Element and region data
'''
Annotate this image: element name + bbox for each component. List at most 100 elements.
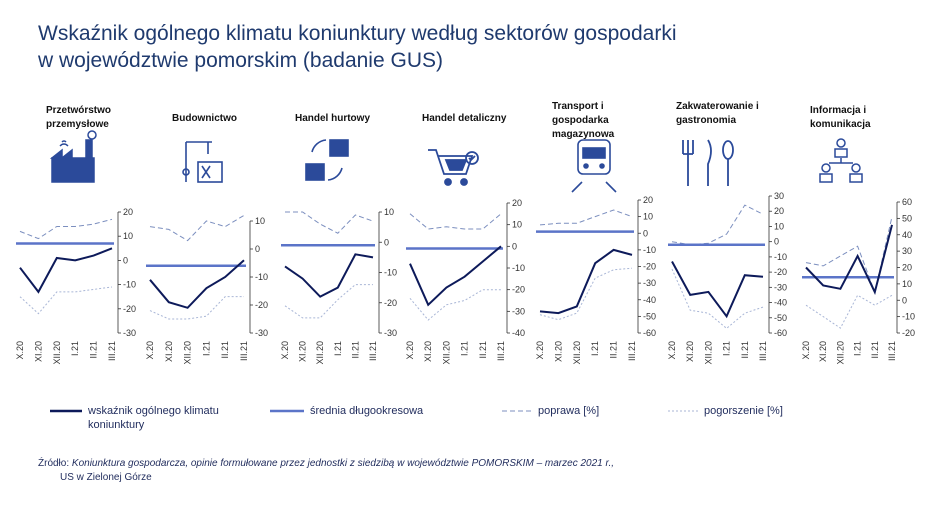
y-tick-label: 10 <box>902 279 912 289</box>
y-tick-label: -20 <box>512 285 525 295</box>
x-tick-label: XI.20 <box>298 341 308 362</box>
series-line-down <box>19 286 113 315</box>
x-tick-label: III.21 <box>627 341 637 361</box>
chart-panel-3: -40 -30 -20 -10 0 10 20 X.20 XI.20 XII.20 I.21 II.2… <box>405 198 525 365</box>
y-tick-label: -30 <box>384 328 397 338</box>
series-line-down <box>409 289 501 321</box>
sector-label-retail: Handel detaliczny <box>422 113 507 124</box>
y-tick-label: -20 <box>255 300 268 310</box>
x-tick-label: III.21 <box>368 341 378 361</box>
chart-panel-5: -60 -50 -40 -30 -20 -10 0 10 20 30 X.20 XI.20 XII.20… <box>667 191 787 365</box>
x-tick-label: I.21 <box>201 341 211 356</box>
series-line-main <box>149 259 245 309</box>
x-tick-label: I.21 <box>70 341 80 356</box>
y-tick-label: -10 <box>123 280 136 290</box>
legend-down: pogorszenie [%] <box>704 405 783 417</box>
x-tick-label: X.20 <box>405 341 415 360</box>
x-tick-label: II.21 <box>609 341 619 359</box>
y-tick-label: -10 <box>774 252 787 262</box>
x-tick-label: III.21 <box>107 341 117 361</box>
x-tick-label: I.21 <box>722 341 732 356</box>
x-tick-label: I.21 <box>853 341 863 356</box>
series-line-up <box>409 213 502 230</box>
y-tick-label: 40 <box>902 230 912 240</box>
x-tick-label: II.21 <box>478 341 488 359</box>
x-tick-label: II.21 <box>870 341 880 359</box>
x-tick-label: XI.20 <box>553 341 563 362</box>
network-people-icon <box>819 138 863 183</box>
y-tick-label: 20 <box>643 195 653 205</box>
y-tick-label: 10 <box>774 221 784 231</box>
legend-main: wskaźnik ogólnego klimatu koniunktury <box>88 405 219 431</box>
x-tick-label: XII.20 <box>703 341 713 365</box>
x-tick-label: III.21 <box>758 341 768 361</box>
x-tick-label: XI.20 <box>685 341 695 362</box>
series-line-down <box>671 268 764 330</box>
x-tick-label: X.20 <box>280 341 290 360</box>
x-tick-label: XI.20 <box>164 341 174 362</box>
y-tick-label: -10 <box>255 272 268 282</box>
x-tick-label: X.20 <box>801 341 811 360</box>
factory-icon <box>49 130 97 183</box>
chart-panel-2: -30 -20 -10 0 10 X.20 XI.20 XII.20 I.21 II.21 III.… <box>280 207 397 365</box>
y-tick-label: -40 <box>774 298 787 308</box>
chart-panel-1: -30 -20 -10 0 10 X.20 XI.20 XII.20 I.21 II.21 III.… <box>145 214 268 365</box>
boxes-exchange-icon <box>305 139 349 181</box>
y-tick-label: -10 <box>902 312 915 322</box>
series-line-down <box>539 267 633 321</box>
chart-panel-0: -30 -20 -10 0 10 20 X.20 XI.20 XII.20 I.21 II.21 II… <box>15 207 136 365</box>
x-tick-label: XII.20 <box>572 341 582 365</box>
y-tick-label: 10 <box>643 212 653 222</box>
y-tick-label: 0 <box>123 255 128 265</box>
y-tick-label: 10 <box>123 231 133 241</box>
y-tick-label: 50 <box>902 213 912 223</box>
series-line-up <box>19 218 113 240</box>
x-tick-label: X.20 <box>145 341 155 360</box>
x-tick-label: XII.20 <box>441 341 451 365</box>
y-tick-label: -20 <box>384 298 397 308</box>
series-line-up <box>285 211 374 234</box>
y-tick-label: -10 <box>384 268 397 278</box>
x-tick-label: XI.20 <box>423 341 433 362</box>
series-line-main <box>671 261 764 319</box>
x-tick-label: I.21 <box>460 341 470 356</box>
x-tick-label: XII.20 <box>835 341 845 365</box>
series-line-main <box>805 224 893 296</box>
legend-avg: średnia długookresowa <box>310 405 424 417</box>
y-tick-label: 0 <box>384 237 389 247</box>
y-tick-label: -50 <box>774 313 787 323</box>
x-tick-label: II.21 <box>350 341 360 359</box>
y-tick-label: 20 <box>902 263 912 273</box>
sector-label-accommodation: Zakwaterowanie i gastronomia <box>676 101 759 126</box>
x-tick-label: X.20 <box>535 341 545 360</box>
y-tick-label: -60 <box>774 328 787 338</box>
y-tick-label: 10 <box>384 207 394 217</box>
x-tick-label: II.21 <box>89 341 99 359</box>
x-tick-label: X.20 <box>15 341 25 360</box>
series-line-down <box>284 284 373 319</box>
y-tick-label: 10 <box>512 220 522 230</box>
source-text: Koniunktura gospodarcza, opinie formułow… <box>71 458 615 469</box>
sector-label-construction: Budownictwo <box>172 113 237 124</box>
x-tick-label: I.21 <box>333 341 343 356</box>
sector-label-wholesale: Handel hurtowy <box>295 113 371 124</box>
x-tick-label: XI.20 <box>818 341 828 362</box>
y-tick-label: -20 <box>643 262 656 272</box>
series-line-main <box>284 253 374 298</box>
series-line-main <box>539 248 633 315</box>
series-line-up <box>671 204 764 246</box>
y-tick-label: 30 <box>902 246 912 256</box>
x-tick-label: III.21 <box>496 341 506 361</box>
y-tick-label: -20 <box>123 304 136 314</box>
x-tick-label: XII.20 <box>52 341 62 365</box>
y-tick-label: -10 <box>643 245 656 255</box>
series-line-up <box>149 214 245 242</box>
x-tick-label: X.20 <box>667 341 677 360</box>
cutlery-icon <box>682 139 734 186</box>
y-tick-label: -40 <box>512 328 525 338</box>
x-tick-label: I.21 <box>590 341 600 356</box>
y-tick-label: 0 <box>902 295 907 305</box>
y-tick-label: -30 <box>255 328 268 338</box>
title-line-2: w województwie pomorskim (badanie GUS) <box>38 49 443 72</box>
'''
> [AIM OF THE TASK] Count how many of the lines above contain the string "icon", with case counting. Reply with the number only.

> [TASK OUTPUT] 4